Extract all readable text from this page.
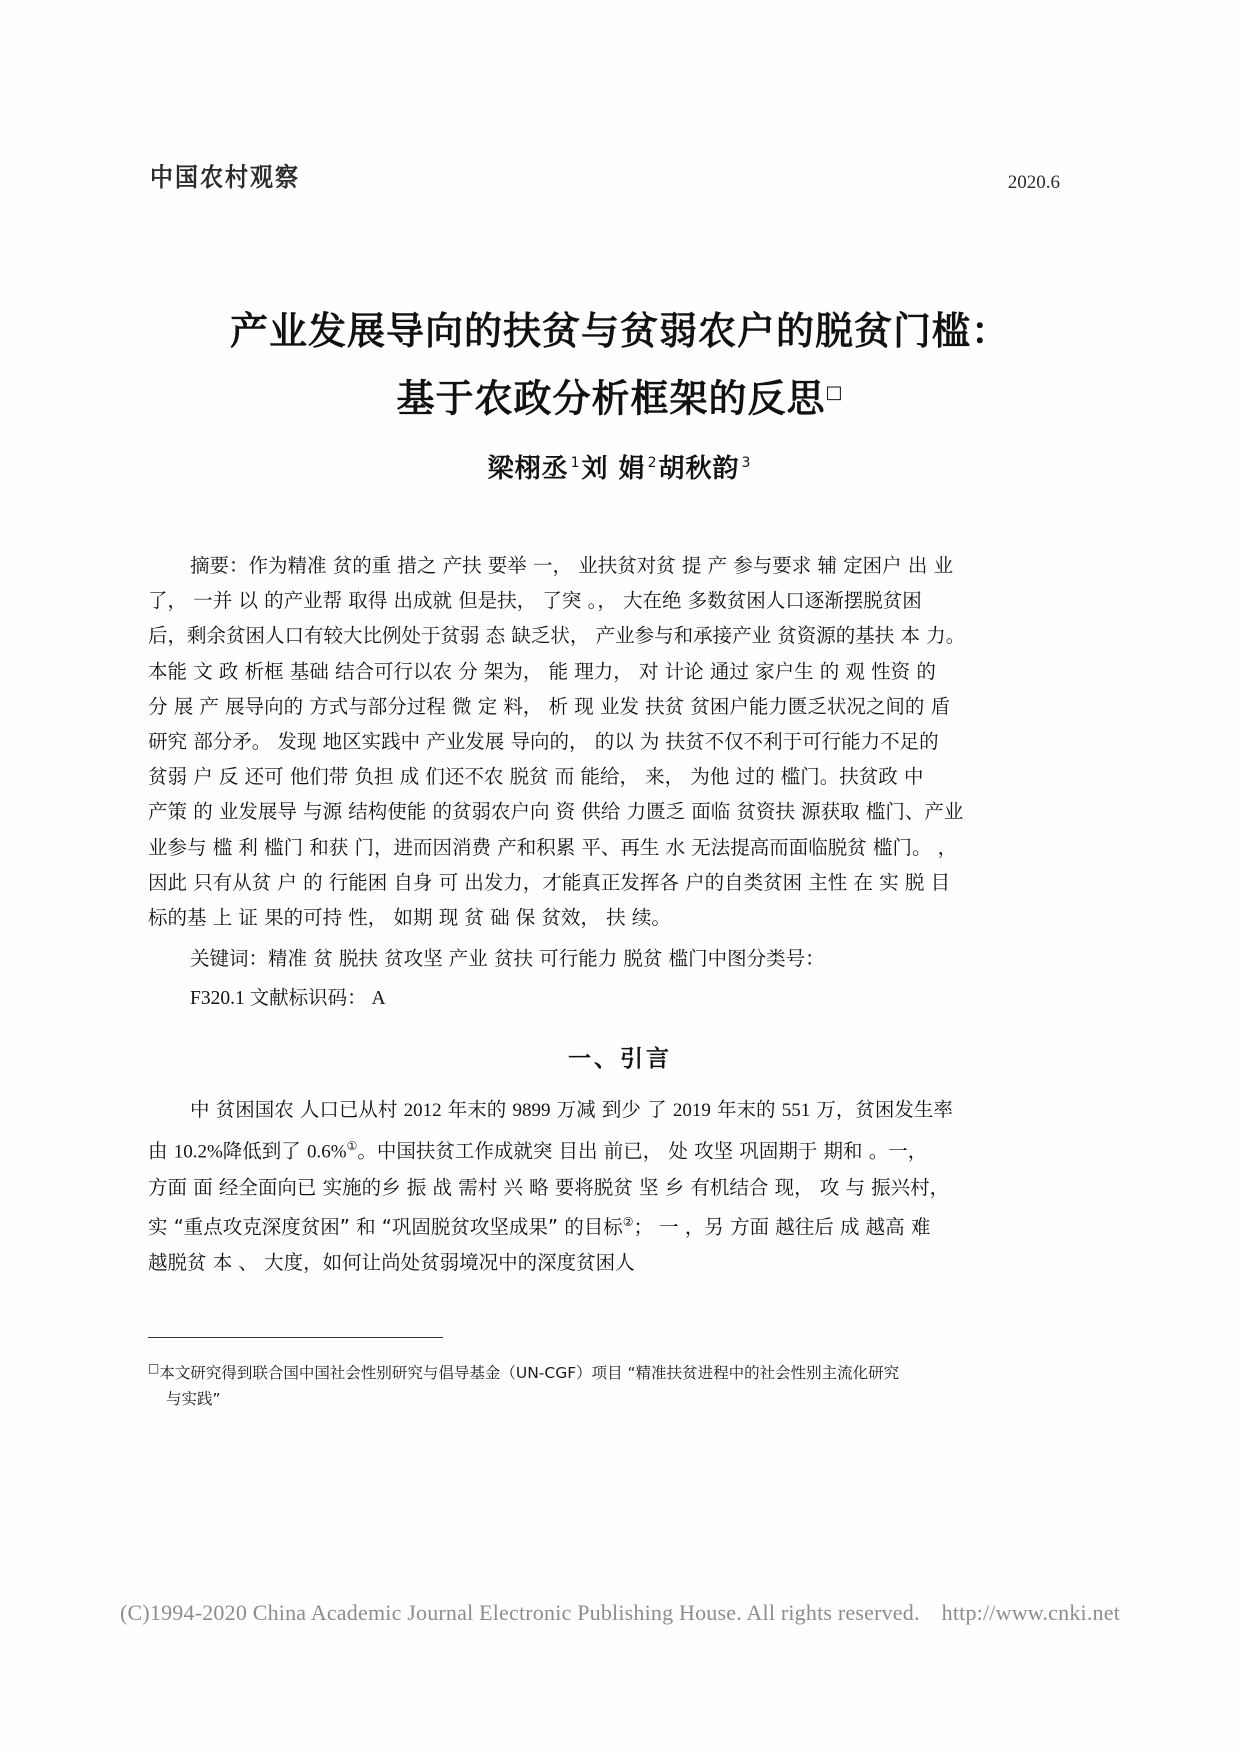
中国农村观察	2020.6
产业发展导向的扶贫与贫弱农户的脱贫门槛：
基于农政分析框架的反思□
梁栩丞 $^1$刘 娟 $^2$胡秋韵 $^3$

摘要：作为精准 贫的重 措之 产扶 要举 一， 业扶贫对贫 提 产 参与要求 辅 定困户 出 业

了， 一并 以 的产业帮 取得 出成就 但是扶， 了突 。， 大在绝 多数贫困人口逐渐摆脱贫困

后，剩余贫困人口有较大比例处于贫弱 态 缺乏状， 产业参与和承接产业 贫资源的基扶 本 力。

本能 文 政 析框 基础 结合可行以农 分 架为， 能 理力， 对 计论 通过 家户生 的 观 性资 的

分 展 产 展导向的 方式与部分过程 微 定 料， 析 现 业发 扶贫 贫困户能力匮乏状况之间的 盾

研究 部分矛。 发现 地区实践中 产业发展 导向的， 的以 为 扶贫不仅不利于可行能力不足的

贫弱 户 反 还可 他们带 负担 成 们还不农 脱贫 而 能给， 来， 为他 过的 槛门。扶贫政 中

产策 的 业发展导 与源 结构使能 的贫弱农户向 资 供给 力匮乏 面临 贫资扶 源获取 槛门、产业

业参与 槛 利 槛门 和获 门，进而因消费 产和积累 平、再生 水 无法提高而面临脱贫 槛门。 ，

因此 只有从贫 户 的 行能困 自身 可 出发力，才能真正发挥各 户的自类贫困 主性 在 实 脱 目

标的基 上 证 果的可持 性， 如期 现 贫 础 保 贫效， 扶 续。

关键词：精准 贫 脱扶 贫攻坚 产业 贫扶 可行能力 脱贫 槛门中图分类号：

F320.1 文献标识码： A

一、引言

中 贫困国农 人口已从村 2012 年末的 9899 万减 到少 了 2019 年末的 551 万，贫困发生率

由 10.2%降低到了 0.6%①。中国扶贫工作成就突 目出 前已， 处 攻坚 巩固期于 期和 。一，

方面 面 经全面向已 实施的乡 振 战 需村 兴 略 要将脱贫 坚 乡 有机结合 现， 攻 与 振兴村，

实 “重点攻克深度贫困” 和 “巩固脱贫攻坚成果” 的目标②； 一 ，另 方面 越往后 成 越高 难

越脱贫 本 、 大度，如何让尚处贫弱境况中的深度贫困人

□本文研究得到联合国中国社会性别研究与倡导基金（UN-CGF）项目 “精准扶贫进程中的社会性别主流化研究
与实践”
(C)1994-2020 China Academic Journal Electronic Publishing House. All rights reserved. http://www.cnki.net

#####

- _WHAT YOU WILL DO_: Quote the data above in full, leaving out the pictures it holds.

- _SOLUTION TO THIS TASK_:
Extract all readable text from this page.
中国农村观察	2020.6
产业发展导向的扶贫与贫弱农户的脱贫门槛：
基于农政分析框架的反思□
梁栩丞 $^1$刘 娟 $^2$胡秋韵 $^3$

摘要：作为精准 贫的重 措之 产扶 要举 一， 业扶贫对贫 提 产 参与要求 辅 定困户 出 业

了， 一并 以 的产业帮 取得 出成就 但是扶， 了突 。， 大在绝 多数贫困人口逐渐摆脱贫困

后，剩余贫困人口有较大比例处于贫弱 态 缺乏状， 产业参与和承接产业 贫资源的基扶 本 力。

本能 文 政 析框 基础 结合可行以农 分 架为， 能 理力， 对 计论 通过 家户生 的 观 性资 的

分 展 产 展导向的 方式与部分过程 微 定 料， 析 现 业发 扶贫 贫困户能力匮乏状况之间的 盾

研究 部分矛。 发现 地区实践中 产业发展 导向的， 的以 为 扶贫不仅不利于可行能力不足的

贫弱 户 反 还可 他们带 负担 成 们还不农 脱贫 而 能给， 来， 为他 过的 槛门。扶贫政 中

产策 的 业发展导 与源 结构使能 的贫弱农户向 资 供给 力匮乏 面临 贫资扶 源获取 槛门、产业

业参与 槛 利 槛门 和获 门，进而因消费 产和积累 平、再生 水 无法提高而面临脱贫 槛门。 ，

因此 只有从贫 户 的 行能困 自身 可 出发力，才能真正发挥各 户的自类贫困 主性 在 实 脱 目

标的基 上 证 果的可持 性， 如期 现 贫 础 保 贫效， 扶 续。

关键词：精准 贫 脱扶 贫攻坚 产业 贫扶 可行能力 脱贫 槛门中图分类号：

F320.1 文献标识码： A

一、引言

中 贫困国农 人口已从村 2012 年末的 9899 万减 到少 了 2019 年末的 551 万，贫困发生率

由 10.2%降低到了 0.6%①。中国扶贫工作成就突 目出 前已， 处 攻坚 巩固期于 期和 。一，

方面 面 经全面向已 实施的乡 振 战 需村 兴 略 要将脱贫 坚 乡 有机结合 现， 攻 与 振兴村，

实 “重点攻克深度贫困” 和 “巩固脱贫攻坚成果” 的目标②； 一 ，另 方面 越往后 成 越高 难

越脱贫 本 、 大度，如何让尚处贫弱境况中的深度贫困人

□本文研究得到联合国中国社会性别研究与倡导基金（UN-CGF）项目 “精准扶贫进程中的社会性别主流化研究
与实践”
(C)1994-2020 China Academic Journal Electronic Publishing House. All rights reserved. http://www.cnki.net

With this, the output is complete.